## Begin INFORMATION SUPPLIED

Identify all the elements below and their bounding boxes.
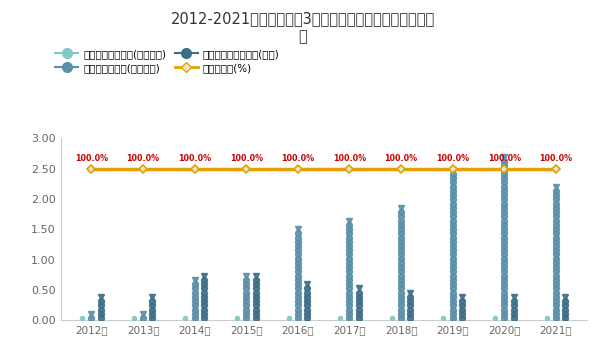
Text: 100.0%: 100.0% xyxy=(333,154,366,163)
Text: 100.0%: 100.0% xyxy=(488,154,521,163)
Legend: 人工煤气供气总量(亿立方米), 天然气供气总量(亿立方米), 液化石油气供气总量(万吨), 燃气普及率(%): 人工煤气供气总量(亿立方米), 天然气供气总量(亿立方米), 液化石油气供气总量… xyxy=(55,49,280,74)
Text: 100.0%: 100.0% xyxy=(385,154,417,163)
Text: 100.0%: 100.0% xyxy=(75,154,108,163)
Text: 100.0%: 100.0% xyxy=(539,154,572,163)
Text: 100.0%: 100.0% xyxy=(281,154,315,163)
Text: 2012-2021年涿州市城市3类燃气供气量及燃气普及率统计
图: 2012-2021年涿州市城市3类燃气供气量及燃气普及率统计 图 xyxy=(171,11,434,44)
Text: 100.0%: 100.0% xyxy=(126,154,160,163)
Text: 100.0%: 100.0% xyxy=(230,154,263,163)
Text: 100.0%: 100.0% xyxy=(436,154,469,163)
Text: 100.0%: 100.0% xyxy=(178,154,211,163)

## End INFORMATION SUPPLIED
## Begin INFORMATION SUPPLIED

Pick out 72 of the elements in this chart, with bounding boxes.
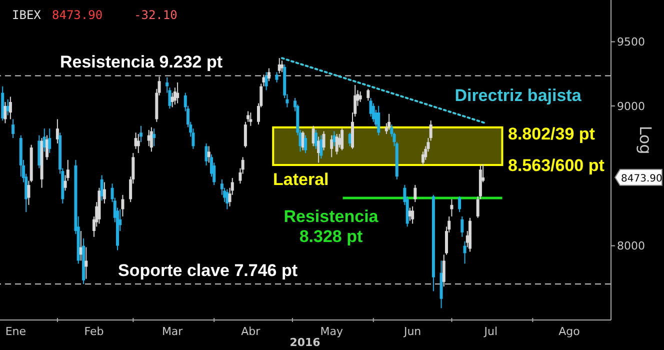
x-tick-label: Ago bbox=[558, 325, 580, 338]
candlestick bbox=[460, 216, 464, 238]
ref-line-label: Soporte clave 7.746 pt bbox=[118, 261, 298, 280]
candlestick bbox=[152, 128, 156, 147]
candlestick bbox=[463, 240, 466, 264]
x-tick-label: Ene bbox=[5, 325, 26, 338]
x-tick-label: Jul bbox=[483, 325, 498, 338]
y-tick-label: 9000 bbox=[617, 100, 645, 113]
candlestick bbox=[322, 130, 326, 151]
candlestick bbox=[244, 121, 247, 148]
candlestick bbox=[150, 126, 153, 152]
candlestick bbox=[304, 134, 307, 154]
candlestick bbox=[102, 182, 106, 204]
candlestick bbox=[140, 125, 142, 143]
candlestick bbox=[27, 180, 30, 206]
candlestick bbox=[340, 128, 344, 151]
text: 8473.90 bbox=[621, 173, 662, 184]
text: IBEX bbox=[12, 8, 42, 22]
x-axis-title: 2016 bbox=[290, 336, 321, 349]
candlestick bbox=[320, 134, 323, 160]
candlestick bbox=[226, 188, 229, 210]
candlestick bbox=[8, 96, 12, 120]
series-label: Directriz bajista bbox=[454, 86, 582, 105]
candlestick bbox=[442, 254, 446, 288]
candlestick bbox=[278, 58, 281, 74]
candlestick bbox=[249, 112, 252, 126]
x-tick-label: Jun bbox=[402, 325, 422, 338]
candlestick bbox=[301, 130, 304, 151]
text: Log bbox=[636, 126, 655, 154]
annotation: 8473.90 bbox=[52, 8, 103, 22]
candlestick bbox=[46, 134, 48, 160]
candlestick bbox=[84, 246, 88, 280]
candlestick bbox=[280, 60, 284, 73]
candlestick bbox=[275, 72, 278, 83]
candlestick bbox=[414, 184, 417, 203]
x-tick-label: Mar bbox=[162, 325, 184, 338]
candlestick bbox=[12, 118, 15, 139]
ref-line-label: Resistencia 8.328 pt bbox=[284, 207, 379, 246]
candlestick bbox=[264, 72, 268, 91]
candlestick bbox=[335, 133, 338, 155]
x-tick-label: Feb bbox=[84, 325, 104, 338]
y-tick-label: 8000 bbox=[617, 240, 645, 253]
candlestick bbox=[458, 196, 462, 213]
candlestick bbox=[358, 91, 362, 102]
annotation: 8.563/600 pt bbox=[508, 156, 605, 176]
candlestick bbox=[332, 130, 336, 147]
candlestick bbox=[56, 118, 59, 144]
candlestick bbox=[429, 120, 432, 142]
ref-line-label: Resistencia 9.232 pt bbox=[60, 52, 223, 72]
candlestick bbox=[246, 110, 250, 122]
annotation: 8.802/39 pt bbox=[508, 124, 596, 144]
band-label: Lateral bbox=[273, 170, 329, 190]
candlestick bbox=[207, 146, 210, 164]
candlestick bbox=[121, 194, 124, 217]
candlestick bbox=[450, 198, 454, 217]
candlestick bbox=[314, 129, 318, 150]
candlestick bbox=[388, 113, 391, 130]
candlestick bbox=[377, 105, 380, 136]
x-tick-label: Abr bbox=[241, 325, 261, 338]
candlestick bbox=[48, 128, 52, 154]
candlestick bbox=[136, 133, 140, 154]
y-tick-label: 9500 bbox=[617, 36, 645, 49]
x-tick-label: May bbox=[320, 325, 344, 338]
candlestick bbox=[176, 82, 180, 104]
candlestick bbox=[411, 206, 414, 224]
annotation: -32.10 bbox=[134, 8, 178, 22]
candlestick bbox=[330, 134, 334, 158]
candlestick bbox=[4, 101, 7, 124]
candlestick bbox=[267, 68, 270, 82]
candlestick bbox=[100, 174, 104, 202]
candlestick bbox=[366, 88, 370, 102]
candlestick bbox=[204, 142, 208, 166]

## End INFORMATION SUPPLIED

BRIEF:
Copy out every line of the listing from the line containing "x-tick-label: Ago bbox=[558, 325, 580, 338]" down to the line containing "candlestick bbox=[27, 180, 30, 206]", swapping "x-tick-label" for "x-axis-label" and keeping everything else the same.

RESPONSE:
x-axis-label: Ago bbox=[558, 325, 580, 338]
candlestick bbox=[460, 216, 464, 238]
ref-line-label: Soporte clave 7.746 pt bbox=[118, 261, 298, 280]
candlestick bbox=[152, 128, 156, 147]
candlestick bbox=[463, 240, 466, 264]
x-axis-label: Ene bbox=[5, 325, 26, 338]
x-axis-label: Jul bbox=[483, 325, 498, 338]
y-tick-label: 9000 bbox=[617, 100, 645, 113]
candlestick bbox=[322, 130, 326, 151]
candlestick bbox=[244, 121, 247, 148]
candlestick bbox=[150, 126, 153, 152]
candlestick bbox=[304, 134, 307, 154]
candlestick bbox=[102, 182, 106, 204]
candlestick bbox=[140, 125, 142, 143]
candlestick bbox=[27, 180, 30, 206]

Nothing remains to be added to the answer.